#### [TASK TO CARRY OUT]
Find each line containing the string "biceps" and return it.

#### [DATA]
========================================

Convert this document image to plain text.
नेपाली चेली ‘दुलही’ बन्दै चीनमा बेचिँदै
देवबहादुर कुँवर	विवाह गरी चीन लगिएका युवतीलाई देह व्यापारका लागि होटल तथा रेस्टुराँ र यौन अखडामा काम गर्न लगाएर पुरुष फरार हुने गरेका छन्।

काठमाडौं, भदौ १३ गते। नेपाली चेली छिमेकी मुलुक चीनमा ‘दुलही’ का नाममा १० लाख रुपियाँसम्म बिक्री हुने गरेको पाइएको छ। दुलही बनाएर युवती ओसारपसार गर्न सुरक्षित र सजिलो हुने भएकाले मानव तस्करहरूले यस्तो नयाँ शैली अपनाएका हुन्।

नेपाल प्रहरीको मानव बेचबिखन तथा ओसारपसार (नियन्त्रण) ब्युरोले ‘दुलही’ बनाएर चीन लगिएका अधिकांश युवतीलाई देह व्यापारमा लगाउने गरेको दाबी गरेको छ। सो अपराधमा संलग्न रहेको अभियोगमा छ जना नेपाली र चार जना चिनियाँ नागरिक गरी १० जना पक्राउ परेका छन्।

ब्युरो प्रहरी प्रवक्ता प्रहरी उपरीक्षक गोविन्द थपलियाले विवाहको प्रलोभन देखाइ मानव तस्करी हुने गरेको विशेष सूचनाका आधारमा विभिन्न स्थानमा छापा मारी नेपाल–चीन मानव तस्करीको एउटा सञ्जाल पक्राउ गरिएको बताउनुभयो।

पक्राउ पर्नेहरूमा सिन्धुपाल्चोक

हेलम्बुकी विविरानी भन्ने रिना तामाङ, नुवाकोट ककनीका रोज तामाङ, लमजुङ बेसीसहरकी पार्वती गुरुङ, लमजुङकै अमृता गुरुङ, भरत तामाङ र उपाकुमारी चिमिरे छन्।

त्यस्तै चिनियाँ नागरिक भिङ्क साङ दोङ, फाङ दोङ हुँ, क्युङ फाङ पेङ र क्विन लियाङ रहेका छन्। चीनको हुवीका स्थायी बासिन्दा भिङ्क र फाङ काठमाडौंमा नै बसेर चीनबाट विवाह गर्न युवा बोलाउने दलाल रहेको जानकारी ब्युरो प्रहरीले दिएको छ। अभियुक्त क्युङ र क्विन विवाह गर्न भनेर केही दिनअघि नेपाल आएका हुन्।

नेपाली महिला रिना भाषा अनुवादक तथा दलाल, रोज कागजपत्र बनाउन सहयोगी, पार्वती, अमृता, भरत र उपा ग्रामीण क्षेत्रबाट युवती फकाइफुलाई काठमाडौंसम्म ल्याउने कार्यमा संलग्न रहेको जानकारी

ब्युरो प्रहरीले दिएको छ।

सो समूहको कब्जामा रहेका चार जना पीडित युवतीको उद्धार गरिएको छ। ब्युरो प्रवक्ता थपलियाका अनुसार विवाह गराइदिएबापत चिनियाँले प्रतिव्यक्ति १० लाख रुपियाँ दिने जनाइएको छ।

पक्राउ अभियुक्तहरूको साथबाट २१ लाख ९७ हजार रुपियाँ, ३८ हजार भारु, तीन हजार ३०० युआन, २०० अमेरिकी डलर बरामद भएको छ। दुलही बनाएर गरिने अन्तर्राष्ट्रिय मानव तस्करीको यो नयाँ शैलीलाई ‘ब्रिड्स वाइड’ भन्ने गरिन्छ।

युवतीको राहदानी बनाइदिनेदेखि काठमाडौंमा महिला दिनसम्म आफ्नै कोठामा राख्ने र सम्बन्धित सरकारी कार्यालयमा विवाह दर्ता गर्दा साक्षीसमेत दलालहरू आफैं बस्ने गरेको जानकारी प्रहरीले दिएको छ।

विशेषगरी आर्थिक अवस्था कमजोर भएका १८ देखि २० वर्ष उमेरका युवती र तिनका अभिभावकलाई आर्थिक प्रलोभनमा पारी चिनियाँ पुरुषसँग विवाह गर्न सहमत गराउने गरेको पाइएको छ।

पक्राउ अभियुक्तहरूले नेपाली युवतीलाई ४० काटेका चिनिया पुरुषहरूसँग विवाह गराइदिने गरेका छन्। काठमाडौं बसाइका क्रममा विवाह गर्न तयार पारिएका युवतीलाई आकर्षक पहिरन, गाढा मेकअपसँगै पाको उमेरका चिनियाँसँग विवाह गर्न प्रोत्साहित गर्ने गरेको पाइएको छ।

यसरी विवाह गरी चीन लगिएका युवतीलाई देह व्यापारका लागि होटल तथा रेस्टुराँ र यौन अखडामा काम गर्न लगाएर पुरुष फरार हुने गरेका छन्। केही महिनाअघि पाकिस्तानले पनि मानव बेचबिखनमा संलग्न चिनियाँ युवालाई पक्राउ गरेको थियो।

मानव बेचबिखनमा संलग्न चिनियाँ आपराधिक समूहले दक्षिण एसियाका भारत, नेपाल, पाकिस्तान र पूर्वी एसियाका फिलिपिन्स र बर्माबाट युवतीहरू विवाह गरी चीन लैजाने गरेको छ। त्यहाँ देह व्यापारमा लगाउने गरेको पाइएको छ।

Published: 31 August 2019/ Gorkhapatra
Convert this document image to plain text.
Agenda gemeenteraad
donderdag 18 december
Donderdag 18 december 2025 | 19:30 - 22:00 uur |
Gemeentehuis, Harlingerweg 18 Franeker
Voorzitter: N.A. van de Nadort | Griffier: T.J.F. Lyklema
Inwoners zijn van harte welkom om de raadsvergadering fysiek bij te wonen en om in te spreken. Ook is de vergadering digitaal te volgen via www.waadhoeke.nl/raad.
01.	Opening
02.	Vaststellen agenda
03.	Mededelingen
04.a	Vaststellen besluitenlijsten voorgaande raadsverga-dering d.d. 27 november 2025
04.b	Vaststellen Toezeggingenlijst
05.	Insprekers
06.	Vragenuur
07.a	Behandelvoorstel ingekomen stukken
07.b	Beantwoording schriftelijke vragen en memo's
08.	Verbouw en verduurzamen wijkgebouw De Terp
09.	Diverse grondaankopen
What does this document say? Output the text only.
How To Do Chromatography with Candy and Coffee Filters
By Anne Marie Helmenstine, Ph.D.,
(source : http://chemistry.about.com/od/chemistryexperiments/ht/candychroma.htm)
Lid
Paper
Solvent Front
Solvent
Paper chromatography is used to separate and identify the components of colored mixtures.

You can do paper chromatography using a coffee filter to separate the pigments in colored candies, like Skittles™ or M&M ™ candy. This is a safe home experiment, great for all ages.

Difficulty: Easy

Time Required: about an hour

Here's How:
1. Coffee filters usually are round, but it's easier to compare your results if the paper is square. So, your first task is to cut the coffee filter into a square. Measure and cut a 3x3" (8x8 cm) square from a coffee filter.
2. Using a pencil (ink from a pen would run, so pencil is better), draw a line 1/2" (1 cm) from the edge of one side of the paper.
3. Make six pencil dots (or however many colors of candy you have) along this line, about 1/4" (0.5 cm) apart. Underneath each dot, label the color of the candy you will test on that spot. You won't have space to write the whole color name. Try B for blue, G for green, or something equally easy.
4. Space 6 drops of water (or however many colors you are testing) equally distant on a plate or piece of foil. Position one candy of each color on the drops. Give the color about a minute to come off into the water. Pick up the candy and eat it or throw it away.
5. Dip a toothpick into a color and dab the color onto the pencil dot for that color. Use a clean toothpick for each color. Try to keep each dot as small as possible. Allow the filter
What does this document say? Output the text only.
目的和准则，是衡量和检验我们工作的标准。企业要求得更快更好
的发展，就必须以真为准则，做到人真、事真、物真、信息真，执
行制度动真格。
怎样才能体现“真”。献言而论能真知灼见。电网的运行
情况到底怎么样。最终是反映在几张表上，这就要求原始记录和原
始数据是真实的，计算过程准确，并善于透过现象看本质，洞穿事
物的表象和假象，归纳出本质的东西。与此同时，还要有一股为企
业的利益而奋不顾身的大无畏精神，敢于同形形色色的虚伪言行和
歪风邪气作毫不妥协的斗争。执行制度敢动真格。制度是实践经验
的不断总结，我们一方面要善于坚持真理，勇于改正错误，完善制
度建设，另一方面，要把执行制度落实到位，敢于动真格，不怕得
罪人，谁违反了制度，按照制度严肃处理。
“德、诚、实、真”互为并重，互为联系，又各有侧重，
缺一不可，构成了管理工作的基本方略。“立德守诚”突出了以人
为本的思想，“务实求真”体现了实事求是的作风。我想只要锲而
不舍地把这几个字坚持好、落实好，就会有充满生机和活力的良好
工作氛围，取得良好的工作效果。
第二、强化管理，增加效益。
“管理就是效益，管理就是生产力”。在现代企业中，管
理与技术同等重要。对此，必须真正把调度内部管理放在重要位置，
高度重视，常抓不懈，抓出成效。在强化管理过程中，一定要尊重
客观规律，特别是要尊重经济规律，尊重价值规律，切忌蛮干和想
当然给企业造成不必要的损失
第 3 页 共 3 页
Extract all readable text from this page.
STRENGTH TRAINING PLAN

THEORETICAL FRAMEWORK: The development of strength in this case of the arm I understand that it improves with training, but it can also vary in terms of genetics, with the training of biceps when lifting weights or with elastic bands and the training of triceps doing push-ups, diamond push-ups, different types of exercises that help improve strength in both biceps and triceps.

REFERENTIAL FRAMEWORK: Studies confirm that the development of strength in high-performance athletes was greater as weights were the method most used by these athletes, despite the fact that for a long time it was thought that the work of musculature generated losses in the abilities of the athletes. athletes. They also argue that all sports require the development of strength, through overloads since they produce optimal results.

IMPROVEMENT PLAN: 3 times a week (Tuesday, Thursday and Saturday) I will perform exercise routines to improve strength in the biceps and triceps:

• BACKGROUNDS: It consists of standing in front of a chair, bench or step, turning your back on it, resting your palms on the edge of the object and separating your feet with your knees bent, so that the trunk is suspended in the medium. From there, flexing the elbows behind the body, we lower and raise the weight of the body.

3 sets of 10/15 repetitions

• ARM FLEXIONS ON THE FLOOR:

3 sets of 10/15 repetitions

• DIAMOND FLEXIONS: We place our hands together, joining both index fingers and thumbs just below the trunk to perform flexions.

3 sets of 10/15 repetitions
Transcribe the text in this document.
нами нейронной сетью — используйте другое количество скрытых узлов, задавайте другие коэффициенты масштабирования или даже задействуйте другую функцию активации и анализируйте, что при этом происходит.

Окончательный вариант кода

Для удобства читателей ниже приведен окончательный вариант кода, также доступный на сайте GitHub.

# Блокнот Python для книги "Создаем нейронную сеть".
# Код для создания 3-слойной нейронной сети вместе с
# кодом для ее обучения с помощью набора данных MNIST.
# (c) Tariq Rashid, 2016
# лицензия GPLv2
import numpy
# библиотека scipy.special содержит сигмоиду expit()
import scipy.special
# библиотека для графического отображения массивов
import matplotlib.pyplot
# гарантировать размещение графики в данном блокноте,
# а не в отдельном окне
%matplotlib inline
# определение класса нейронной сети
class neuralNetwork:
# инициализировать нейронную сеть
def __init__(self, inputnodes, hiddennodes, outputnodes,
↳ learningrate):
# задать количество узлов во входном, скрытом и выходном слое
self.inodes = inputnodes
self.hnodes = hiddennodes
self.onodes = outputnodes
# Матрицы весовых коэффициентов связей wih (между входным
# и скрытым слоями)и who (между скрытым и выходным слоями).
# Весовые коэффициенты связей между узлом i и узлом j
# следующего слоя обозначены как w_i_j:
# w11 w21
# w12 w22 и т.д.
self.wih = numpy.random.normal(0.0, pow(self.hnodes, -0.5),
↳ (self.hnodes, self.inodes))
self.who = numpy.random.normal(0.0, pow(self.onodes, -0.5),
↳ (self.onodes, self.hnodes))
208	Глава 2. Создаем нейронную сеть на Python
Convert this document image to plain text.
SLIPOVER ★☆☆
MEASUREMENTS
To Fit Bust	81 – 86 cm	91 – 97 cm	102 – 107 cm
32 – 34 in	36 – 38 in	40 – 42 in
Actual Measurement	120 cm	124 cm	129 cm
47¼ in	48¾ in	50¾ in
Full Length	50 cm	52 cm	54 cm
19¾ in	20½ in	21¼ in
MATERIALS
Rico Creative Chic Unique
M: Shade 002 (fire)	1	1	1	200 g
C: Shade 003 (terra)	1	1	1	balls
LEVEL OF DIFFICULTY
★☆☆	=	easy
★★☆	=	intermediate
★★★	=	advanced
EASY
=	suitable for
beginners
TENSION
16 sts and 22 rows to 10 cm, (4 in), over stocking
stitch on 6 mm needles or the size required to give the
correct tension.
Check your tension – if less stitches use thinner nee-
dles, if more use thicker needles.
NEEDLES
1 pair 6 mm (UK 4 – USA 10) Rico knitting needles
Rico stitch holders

========================================

#### [FINISHED ANSWER]
THEORETICAL FRAMEWORK: The development of strength in this case of the arm I understand that it improves with training, but it can also vary in terms of genetics, with the training of biceps when lifting weights or with elastic bands and the training of triceps doing push-ups, diamond push-ups, different types of exercises that help improve strength in both biceps and triceps.
IMPROVEMENT PLAN: 3 times a week (Tuesday, Thursday and Saturday) I will perform exercise routines to improve strength in the biceps and triceps:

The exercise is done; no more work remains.